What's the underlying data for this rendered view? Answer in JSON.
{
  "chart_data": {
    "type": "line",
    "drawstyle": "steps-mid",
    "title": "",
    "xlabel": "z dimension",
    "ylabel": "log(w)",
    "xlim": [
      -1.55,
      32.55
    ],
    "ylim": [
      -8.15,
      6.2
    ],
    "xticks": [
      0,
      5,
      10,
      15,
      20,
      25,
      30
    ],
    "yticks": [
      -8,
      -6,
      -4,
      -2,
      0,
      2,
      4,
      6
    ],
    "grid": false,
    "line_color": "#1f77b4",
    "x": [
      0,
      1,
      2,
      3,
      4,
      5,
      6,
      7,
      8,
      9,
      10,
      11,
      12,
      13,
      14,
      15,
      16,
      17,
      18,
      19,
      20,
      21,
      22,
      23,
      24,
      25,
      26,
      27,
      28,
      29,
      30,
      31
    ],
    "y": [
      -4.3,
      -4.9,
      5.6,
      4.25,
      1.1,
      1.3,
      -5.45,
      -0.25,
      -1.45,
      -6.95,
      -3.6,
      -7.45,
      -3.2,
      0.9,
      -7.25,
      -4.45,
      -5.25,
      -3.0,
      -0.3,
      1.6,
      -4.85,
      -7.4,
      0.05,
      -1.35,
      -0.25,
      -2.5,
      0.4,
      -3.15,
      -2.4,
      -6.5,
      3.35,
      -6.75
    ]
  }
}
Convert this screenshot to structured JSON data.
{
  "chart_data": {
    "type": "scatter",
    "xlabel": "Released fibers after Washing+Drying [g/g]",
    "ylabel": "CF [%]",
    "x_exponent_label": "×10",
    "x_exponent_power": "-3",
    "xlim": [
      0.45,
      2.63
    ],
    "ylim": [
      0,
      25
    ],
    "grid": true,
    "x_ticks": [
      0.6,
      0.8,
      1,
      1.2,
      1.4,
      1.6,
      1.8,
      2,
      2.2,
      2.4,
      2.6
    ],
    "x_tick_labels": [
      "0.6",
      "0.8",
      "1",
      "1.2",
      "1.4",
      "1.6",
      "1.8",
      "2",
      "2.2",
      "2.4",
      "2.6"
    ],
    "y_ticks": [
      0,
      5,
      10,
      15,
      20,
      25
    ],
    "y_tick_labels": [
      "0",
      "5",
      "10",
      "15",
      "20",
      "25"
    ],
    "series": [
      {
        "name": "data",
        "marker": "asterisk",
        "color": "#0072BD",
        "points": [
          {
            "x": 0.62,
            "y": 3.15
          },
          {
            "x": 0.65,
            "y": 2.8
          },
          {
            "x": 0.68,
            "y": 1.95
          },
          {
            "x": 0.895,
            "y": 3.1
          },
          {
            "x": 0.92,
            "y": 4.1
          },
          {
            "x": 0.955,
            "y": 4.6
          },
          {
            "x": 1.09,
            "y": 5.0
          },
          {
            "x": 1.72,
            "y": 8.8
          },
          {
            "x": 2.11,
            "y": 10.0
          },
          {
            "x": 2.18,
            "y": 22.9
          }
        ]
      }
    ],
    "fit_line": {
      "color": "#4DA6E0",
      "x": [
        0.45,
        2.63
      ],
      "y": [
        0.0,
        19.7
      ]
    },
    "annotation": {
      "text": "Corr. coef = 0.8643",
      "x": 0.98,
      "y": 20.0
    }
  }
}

Task objective: All of the material must be reproduced exactly.

Solution:
What's the underlying data for this rendered view? Answer in JSON.
{
  "chart_data": {
    "type": "line",
    "drawstyle": "steps-mid",
    "title": "",
    "xlabel": "z dimension",
    "ylabel": "log(w)",
    "xlim": [
      -1.55,
      32.55
    ],
    "ylim": [
      -8.15,
      6.2
    ],
    "xticks": [
      0,
      5,
      10,
      15,
      20,
      25,
      30
    ],
    "yticks": [
      -8,
      -6,
      -4,
      -2,
      0,
      2,
      4,
      6
    ],
    "grid": false,
    "line_color": "#1f77b4",
    "x": [
      0,
      1,
      2,
      3,
      4,
      5,
      6,
      7,
      8,
      9,
      10,
      11,
      12,
      13,
      14,
      15,
      16,
      17,
      18,
      19,
      20,
      21,
      22,
      23,
      24,
      25,
      26,
      27,
      28,
      29,
      30,
      31
    ],
    "y": [
      -4.3,
      -4.9,
      5.6,
      4.25,
      1.1,
      1.3,
      -5.45,
      -0.25,
      -1.45,
      -6.95,
      -3.6,
      -7.45,
      -3.2,
      0.9,
      -7.25,
      -4.45,
      -5.25,
      -3.0,
      -0.3,
      1.6,
      -4.85,
      -7.4,
      0.05,
      -1.35,
      -0.25,
      -2.5,
      0.4,
      -3.15,
      -2.4,
      -6.5,
      3.35,
      -6.75
    ]
  }
}
Convert this screenshot to structured JSON data.
{
  "chart_data": {
    "type": "scatter",
    "xlabel": "Released fibers after Washing+Drying [g/g]",
    "ylabel": "CF [%]",
    "x_exponent_label": "×10",
    "x_exponent_power": "-3",
    "xlim": [
      0.45,
      2.63
    ],
    "ylim": [
      0,
      25
    ],
    "grid": true,
    "x_ticks": [
      0.6,
      0.8,
      1,
      1.2,
      1.4,
      1.6,
      1.8,
      2,
      2.2,
      2.4,
      2.6
    ],
    "x_tick_labels": [
      "0.6",
      "0.8",
      "1",
      "1.2",
      "1.4",
      "1.6",
      "1.8",
      "2",
      "2.2",
      "2.4",
      "2.6"
    ],
    "y_ticks": [
      0,
      5,
      10,
      15,
      20,
      25
    ],
    "y_tick_labels": [
      "0",
      "5",
      "10",
      "15",
      "20",
      "25"
    ],
    "series": [
      {
        "name": "data",
        "marker": "asterisk",
        "color": "#0072BD",
        "points": [
          {
            "x": 0.62,
            "y": 3.15
          },
          {
            "x": 0.65,
            "y": 2.8
          },
          {
            "x": 0.68,
            "y": 1.95
          },
          {
            "x": 0.895,
            "y": 3.1
          },
          {
            "x": 0.92,
            "y": 4.1
          },
          {
            "x": 0.955,
            "y": 4.6
          },
          {
            "x": 1.09,
            "y": 5.0
          },
          {
            "x": 1.72,
            "y": 8.8
          },
          {
            "x": 2.11,
            "y": 10.0
          },
          {
            "x": 2.18,
            "y": 22.9
          }
        ]
      }
    ],
    "fit_line": {
      "color": "#4DA6E0",
      "x": [
        0.45,
        2.63
      ],
      "y": [
        0.0,
        19.7
      ]
    },
    "annotation": {
      "text": "Corr. coef = 0.8643",
      "x": 0.98,
      "y": 20.0
    }
  }
}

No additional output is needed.